■ Brief
Write out every one of the lines below without changing a single character.

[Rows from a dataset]

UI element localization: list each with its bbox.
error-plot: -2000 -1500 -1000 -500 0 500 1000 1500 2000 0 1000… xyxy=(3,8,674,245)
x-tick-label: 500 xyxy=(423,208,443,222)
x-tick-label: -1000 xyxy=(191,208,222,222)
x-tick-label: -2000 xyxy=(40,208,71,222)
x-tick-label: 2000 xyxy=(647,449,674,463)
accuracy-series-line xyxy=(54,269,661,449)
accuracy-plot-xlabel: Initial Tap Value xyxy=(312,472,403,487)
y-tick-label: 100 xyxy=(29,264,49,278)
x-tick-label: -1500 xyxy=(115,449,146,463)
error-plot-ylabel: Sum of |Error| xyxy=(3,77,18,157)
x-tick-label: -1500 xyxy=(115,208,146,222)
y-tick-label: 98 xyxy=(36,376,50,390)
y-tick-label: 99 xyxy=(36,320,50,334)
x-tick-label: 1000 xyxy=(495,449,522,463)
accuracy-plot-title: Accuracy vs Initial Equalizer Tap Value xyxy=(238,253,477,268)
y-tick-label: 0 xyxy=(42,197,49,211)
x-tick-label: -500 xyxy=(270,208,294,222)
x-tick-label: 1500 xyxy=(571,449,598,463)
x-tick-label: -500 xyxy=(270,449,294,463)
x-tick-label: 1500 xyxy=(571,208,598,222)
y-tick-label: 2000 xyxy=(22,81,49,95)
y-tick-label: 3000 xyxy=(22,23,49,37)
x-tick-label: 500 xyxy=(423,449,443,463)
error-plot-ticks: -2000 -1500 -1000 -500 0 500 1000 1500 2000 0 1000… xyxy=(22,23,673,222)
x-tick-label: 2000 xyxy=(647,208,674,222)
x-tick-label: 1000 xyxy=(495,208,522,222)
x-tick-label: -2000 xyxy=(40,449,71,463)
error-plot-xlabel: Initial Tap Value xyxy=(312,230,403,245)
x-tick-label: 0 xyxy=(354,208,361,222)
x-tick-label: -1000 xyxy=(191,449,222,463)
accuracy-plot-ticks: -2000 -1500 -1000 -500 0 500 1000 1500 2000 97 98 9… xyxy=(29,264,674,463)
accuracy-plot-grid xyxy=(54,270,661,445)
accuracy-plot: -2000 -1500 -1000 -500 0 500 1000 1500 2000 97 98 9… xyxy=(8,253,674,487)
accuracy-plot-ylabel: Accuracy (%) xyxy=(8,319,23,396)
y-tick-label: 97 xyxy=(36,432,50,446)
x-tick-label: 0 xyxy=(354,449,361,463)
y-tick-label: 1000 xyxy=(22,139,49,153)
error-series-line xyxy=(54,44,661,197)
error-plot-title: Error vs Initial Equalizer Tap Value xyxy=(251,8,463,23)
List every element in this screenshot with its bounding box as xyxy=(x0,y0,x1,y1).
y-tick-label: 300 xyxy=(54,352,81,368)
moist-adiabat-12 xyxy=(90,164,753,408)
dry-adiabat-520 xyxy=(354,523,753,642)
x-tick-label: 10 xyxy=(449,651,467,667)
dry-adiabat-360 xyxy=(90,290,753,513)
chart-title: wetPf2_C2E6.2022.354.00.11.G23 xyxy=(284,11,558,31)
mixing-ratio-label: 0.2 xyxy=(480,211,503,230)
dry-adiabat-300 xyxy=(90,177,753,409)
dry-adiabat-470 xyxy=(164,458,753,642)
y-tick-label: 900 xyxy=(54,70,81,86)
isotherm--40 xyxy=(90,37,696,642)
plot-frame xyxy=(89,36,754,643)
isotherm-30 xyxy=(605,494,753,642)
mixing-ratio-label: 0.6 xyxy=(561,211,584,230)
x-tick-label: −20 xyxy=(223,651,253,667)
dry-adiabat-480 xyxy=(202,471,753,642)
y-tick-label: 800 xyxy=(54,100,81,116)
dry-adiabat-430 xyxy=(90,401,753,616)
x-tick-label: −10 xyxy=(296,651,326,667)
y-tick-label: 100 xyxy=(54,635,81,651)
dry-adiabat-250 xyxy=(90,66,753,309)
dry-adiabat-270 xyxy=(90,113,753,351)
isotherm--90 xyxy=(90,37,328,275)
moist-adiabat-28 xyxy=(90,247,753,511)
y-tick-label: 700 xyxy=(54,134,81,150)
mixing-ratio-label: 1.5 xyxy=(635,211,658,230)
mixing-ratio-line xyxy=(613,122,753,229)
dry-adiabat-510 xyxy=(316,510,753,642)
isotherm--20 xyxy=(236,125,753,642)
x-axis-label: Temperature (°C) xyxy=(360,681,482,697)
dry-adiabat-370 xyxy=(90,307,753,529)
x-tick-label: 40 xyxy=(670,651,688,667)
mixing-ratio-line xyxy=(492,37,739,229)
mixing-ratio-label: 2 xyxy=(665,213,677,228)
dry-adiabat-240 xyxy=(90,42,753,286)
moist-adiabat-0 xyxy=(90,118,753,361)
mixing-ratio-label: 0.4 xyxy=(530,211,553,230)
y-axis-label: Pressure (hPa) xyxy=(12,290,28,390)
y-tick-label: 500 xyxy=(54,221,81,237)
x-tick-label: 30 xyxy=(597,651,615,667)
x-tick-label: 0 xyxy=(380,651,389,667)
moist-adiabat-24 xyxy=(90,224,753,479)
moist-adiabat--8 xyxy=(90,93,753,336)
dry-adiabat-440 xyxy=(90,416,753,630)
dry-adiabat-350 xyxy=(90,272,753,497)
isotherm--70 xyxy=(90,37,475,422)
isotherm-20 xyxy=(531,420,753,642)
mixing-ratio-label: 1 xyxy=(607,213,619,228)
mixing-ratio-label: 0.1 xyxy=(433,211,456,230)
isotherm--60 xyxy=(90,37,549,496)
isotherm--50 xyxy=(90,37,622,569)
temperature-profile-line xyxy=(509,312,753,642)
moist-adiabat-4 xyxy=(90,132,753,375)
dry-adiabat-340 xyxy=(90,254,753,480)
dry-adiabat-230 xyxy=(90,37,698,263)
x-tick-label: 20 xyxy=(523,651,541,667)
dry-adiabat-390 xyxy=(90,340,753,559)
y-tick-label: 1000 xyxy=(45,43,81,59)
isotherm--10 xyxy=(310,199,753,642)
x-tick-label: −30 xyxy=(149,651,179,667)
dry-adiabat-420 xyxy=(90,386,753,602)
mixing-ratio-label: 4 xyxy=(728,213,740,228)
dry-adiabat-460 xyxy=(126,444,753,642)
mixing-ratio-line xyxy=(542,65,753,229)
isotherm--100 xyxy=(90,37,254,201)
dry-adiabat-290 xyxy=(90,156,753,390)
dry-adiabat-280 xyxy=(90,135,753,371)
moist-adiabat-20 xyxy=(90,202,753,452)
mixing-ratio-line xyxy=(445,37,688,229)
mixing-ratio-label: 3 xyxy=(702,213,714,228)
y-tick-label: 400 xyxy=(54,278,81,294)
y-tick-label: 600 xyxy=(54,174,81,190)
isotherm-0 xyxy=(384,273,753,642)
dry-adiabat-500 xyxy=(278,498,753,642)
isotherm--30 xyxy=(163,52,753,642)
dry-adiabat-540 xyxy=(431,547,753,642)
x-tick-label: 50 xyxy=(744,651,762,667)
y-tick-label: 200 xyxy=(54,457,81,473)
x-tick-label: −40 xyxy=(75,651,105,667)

■ Finished answer
UI element localization: list each with its bbox.
error-plot: -2000 -1500 -1000 -500 0 500 1000 1500 2000 0 1000… xyxy=(3,8,674,245)
x-tick-label: 500 xyxy=(423,208,443,222)
x-tick-label: -1000 xyxy=(191,208,222,222)
x-tick-label: -2000 xyxy=(40,208,71,222)
x-tick-label: 2000 xyxy=(647,449,674,463)
accuracy-series-line xyxy=(54,269,661,449)
accuracy-plot-xlabel: Initial Tap Value xyxy=(312,472,403,487)
y-tick-label: 100 xyxy=(29,264,49,278)
x-tick-label: -1500 xyxy=(115,449,146,463)
error-plot-ylabel: Sum of |Error| xyxy=(3,77,18,157)
x-tick-label: -1500 xyxy=(115,208,146,222)
y-tick-label: 98 xyxy=(36,376,50,390)
y-tick-label: 99 xyxy=(36,320,50,334)
x-tick-label: 1000 xyxy=(495,449,522,463)
accuracy-plot-title: Accuracy vs Initial Equalizer Tap Value xyxy=(238,253,477,268)
y-tick-label: 0 xyxy=(42,197,49,211)
x-tick-label: -500 xyxy=(270,208,294,222)
x-tick-label: 1500 xyxy=(571,449,598,463)
x-tick-label: -500 xyxy=(270,449,294,463)
x-tick-label: 1500 xyxy=(571,208,598,222)
y-tick-label: 2000 xyxy=(22,81,49,95)
y-tick-label: 3000 xyxy=(22,23,49,37)
x-tick-label: 500 xyxy=(423,449,443,463)
error-plot-ticks: -2000 -1500 -1000 -500 0 500 1000 1500 2000 0 1000… xyxy=(22,23,673,222)
x-tick-label: 2000 xyxy=(647,208,674,222)
x-tick-label: 1000 xyxy=(495,208,522,222)
x-tick-label: -2000 xyxy=(40,449,71,463)
error-plot-xlabel: Initial Tap Value xyxy=(312,230,403,245)
x-tick-label: 0 xyxy=(354,208,361,222)
x-tick-label: -1000 xyxy=(191,449,222,463)
accuracy-plot-ticks: -2000 -1500 -1000 -500 0 500 1000 1500 2000 97 98 9… xyxy=(29,264,674,463)
accuracy-plot-grid xyxy=(54,270,661,445)
accuracy-plot: -2000 -1500 -1000 -500 0 500 1000 1500 2000 97 98 9… xyxy=(8,253,674,487)
accuracy-plot-ylabel: Accuracy (%) xyxy=(8,319,23,396)
y-tick-label: 97 xyxy=(36,432,50,446)
x-tick-label: 0 xyxy=(354,449,361,463)
y-tick-label: 1000 xyxy=(22,139,49,153)
error-series-line xyxy=(54,44,661,197)
error-plot-title: Error vs Initial Equalizer Tap Value xyxy=(251,8,463,23)
List every element in this screenshot with its bounding box as xyxy=(x0,y0,x1,y1).
y-tick-label: 300 xyxy=(54,352,81,368)
moist-adiabat-12 xyxy=(90,164,753,408)
dry-adiabat-520 xyxy=(354,523,753,642)
x-tick-label: 10 xyxy=(449,651,467,667)
dry-adiabat-360 xyxy=(90,290,753,513)
chart-title: wetPf2_C2E6.2022.354.00.11.G23 xyxy=(284,11,558,31)
mixing-ratio-label: 0.2 xyxy=(480,211,503,230)
dry-adiabat-300 xyxy=(90,177,753,409)
dry-adiabat-470 xyxy=(164,458,753,642)
y-tick-label: 900 xyxy=(54,70,81,86)
isotherm--40 xyxy=(90,37,696,642)
plot-frame xyxy=(89,36,754,643)
isotherm-30 xyxy=(605,494,753,642)
mixing-ratio-label: 0.6 xyxy=(561,211,584,230)
x-tick-label: −20 xyxy=(223,651,253,667)
dry-adiabat-480 xyxy=(202,471,753,642)
y-tick-label: 800 xyxy=(54,100,81,116)
dry-adiabat-430 xyxy=(90,401,753,616)
x-tick-label: −10 xyxy=(296,651,326,667)
y-tick-label: 100 xyxy=(54,635,81,651)
dry-adiabat-250 xyxy=(90,66,753,309)
dry-adiabat-270 xyxy=(90,113,753,351)
isotherm--90 xyxy=(90,37,328,275)
moist-adiabat-28 xyxy=(90,247,753,511)
y-tick-label: 700 xyxy=(54,134,81,150)
mixing-ratio-label: 1.5 xyxy=(635,211,658,230)
mixing-ratio-line xyxy=(613,122,753,229)
dry-adiabat-510 xyxy=(316,510,753,642)
isotherm--20 xyxy=(236,125,753,642)
x-axis-label: Temperature (°C) xyxy=(360,681,482,697)
dry-adiabat-370 xyxy=(90,307,753,529)
x-tick-label: 40 xyxy=(670,651,688,667)
mixing-ratio-line xyxy=(492,37,739,229)
mixing-ratio-label: 2 xyxy=(665,213,677,228)
dry-adiabat-240 xyxy=(90,42,753,286)
moist-adiabat-0 xyxy=(90,118,753,361)
mixing-ratio-label: 0.4 xyxy=(530,211,553,230)
y-axis-label: Pressure (hPa) xyxy=(12,290,28,390)
y-tick-label: 500 xyxy=(54,221,81,237)
x-tick-label: 30 xyxy=(597,651,615,667)
x-tick-label: 0 xyxy=(380,651,389,667)
moist-adiabat-24 xyxy=(90,224,753,479)
moist-adiabat--8 xyxy=(90,93,753,336)
dry-adiabat-440 xyxy=(90,416,753,630)
dry-adiabat-350 xyxy=(90,272,753,497)
isotherm--70 xyxy=(90,37,475,422)
isotherm-20 xyxy=(531,420,753,642)
mixing-ratio-label: 1 xyxy=(607,213,619,228)
mixing-ratio-label: 0.1 xyxy=(433,211,456,230)
isotherm--60 xyxy=(90,37,549,496)
isotherm--50 xyxy=(90,37,622,569)
temperature-profile-line xyxy=(509,312,753,642)
moist-adiabat-4 xyxy=(90,132,753,375)
dry-adiabat-340 xyxy=(90,254,753,480)
dry-adiabat-230 xyxy=(90,37,698,263)
x-tick-label: 20 xyxy=(523,651,541,667)
dry-adiabat-390 xyxy=(90,340,753,559)
y-tick-label: 1000 xyxy=(45,43,81,59)
isotherm--10 xyxy=(310,199,753,642)
x-tick-label: −30 xyxy=(149,651,179,667)
dry-adiabat-420 xyxy=(90,386,753,602)
mixing-ratio-label: 4 xyxy=(728,213,740,228)
dry-adiabat-460 xyxy=(126,444,753,642)
mixing-ratio-line xyxy=(542,65,753,229)
isotherm--100 xyxy=(90,37,254,201)
dry-adiabat-290 xyxy=(90,156,753,390)
dry-adiabat-280 xyxy=(90,135,753,371)
moist-adiabat-20 xyxy=(90,202,753,452)
mixing-ratio-line xyxy=(445,37,688,229)
mixing-ratio-label: 3 xyxy=(702,213,714,228)
y-tick-label: 400 xyxy=(54,278,81,294)
y-tick-label: 600 xyxy=(54,174,81,190)
isotherm-0 xyxy=(384,273,753,642)
dry-adiabat-500 xyxy=(278,498,753,642)
isotherm--30 xyxy=(163,52,753,642)
dry-adiabat-540 xyxy=(431,547,753,642)
x-tick-label: 50 xyxy=(744,651,762,667)
y-tick-label: 200 xyxy=(54,457,81,473)
x-tick-label: −40 xyxy=(75,651,105,667)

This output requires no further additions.